[Do this]: Filter the listing below, copying every line in which the word "Fast" appears.

[Record extracts]:
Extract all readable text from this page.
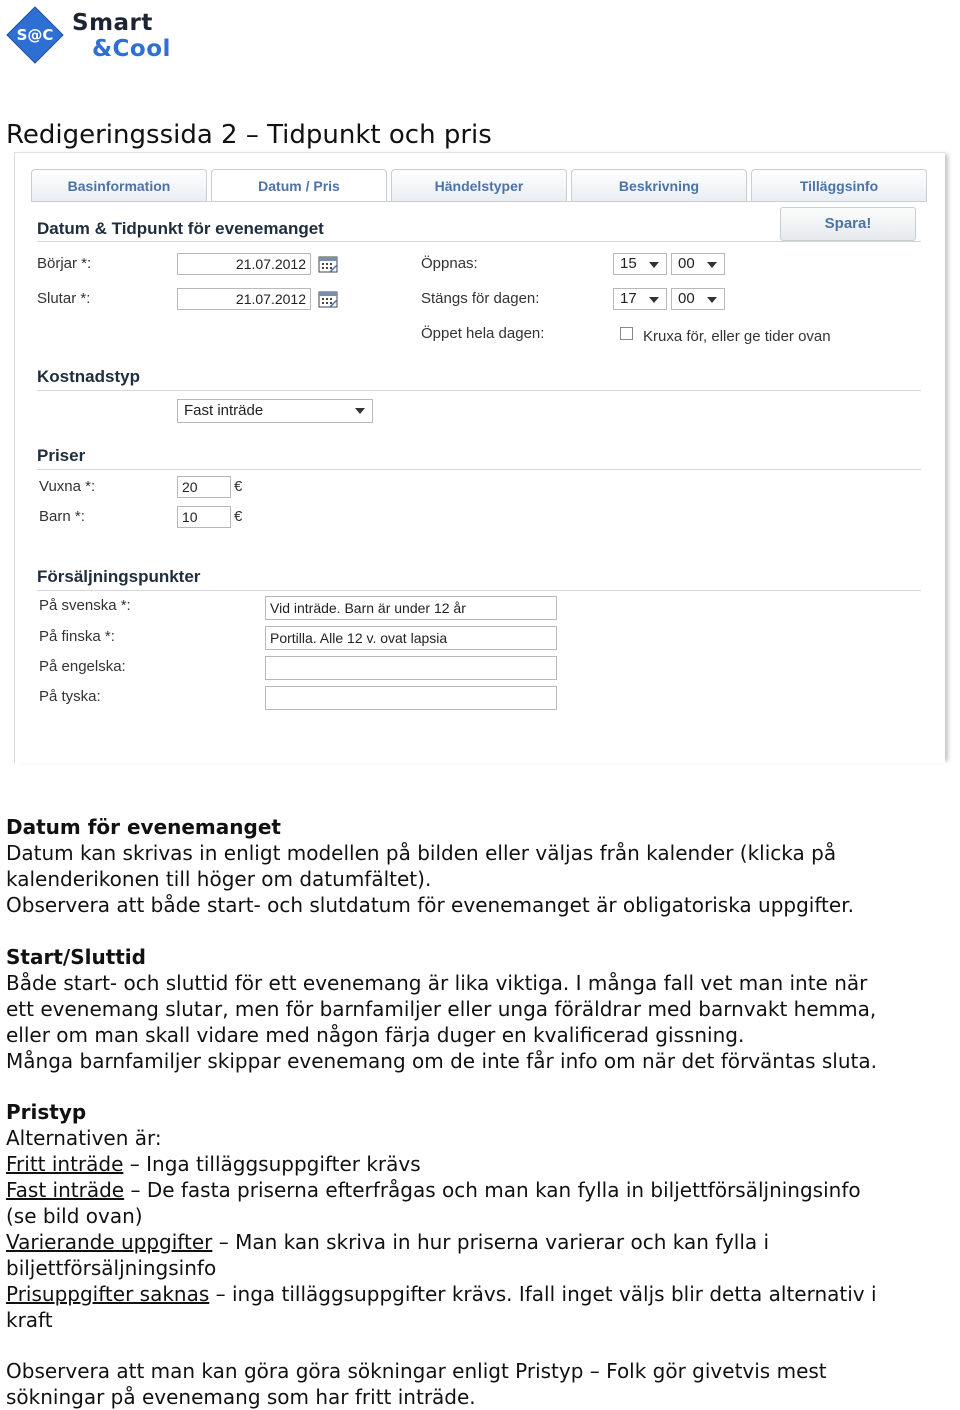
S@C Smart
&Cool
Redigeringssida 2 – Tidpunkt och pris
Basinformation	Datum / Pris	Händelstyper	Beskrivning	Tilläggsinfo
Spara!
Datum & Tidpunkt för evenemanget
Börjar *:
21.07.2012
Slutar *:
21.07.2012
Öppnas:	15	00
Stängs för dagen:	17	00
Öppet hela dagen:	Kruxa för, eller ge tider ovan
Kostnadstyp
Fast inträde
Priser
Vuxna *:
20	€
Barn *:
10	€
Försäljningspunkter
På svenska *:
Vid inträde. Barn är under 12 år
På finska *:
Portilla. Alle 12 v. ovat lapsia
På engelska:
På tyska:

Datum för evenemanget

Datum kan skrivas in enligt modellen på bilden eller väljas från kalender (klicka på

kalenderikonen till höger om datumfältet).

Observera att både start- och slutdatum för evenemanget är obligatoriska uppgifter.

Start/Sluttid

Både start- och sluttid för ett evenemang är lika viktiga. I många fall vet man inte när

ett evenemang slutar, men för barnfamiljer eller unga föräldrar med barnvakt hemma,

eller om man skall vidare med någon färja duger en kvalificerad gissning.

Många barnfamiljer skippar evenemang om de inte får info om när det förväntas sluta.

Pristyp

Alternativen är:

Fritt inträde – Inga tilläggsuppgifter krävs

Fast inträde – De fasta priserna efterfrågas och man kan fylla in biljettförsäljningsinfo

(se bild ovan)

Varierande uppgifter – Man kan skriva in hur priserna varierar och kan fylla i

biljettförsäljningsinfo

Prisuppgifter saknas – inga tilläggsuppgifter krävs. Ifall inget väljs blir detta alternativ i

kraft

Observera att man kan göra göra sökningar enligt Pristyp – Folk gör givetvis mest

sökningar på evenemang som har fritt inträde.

---

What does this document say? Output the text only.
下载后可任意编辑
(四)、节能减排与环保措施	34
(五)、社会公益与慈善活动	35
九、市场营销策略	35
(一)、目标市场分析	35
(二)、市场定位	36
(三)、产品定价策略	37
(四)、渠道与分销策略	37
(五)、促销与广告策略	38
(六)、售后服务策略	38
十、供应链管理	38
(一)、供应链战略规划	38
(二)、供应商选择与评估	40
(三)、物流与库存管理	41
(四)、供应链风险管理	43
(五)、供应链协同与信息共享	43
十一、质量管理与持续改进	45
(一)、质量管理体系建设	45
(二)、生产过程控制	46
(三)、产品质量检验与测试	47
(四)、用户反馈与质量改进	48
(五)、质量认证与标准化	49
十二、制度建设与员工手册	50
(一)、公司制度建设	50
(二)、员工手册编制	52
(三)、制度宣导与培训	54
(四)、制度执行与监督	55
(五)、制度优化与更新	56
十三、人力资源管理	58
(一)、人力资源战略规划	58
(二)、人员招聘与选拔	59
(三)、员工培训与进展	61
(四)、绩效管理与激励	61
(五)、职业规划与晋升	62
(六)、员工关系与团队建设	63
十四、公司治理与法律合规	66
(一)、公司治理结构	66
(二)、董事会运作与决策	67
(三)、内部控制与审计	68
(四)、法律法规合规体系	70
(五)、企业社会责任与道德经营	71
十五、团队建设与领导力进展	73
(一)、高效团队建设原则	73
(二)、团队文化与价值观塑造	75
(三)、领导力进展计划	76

[The answer]:
Fast inträde
Fast inträde – De fasta priserna efterfrågas och man kan fylla in biljettförsäljningsinfo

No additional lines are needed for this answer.